--- Items ---
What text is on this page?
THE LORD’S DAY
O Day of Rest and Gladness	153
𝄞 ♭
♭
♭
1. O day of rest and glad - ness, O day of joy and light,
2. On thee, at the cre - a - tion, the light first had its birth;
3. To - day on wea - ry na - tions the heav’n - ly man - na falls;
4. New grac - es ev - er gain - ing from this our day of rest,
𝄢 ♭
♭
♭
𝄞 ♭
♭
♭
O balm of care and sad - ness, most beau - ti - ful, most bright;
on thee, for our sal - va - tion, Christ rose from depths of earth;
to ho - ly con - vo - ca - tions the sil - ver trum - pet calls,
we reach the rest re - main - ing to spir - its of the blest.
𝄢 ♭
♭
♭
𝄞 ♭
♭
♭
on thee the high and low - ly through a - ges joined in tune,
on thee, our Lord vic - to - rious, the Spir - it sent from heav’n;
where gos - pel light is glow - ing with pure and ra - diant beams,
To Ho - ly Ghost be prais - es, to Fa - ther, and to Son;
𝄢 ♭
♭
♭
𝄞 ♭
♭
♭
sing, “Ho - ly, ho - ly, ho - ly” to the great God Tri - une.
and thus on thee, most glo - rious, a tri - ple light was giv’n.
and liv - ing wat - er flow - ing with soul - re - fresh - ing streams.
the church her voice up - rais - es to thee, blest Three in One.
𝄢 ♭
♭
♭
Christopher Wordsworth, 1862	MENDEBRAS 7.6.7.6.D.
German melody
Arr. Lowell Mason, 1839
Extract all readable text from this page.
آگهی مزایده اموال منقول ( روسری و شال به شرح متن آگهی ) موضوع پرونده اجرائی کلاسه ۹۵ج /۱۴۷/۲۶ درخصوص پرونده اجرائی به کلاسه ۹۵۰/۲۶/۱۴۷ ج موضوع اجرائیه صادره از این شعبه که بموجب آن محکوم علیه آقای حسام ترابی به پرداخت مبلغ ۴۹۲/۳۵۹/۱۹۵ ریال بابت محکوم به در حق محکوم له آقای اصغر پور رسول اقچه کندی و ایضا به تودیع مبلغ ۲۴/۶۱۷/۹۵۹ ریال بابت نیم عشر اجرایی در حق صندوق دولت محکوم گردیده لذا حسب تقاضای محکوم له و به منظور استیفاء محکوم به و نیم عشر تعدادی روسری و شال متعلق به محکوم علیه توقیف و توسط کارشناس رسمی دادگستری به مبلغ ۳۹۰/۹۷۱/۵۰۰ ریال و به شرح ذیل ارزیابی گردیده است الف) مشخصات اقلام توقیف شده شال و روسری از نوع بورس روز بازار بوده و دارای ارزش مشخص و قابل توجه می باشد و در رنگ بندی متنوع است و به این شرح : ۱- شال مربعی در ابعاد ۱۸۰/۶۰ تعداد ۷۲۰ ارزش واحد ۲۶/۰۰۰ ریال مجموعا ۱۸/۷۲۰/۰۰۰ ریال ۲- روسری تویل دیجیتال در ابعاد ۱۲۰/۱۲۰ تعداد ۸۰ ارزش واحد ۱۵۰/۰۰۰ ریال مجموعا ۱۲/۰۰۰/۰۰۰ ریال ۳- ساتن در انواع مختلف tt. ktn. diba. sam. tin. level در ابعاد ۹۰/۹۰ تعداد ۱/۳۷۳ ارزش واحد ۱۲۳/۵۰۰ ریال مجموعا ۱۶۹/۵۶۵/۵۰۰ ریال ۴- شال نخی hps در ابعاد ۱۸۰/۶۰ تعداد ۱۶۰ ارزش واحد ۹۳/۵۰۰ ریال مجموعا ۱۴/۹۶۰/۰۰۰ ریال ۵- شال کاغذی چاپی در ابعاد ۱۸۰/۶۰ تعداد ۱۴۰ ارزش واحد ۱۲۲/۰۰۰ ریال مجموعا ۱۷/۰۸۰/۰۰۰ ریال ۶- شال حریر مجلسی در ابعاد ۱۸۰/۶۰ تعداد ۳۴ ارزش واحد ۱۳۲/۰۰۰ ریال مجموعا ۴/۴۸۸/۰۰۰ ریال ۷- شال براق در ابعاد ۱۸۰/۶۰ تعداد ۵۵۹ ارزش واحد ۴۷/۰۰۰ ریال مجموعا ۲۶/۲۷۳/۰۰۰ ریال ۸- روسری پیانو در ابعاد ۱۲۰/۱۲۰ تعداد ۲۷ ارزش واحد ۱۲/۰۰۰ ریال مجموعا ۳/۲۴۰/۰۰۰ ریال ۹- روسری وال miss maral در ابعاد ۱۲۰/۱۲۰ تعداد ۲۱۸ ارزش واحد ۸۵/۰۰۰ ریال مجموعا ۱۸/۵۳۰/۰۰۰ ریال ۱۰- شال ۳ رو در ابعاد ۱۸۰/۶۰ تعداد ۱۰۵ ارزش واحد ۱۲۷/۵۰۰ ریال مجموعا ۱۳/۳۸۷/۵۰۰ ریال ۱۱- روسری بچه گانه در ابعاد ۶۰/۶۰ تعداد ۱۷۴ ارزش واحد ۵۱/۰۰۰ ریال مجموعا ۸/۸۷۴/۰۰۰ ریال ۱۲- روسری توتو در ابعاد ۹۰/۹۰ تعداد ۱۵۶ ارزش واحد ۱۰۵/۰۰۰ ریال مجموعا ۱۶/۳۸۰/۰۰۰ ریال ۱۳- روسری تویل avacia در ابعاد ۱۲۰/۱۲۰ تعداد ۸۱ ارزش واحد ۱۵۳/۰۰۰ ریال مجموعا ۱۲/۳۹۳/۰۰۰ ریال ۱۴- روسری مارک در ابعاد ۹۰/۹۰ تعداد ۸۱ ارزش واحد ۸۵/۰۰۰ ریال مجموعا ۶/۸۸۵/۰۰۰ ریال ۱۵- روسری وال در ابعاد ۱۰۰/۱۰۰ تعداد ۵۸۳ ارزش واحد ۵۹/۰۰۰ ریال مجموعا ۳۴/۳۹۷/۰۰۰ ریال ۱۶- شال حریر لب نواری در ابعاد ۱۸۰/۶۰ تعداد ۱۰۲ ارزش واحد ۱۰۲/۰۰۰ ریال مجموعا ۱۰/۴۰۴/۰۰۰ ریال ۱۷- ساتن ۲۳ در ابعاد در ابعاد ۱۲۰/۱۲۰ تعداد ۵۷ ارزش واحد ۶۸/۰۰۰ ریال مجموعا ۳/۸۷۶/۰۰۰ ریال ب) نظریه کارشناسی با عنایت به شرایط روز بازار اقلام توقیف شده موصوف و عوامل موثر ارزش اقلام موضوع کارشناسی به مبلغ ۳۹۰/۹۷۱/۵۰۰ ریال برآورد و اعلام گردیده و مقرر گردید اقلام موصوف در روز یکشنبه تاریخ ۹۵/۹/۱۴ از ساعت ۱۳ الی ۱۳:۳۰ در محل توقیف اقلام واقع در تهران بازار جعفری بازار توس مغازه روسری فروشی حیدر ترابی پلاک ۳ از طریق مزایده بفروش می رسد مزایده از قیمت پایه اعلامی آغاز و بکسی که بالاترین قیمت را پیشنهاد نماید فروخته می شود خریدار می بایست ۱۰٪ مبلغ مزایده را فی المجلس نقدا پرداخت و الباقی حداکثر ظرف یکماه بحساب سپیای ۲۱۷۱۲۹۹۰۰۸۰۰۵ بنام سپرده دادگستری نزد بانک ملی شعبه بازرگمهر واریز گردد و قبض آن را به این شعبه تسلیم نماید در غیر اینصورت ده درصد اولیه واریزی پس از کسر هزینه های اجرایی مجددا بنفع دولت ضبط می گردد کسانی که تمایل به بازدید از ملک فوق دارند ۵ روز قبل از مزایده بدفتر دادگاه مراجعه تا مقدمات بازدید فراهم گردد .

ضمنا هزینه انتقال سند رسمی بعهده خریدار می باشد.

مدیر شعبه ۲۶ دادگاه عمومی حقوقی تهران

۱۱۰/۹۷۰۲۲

--- Task directions ---
Pull out every line above that holds the word "from".

--- Completed task ---
4. New grac - es ev - er gain - ing from this our day of rest,
on thee, for our sal - va - tion, Christ rose from depths of earth;
on thee, our Lord vic - to - rious, the Spir - it sent from heav’n;
Extract all readable text from this page.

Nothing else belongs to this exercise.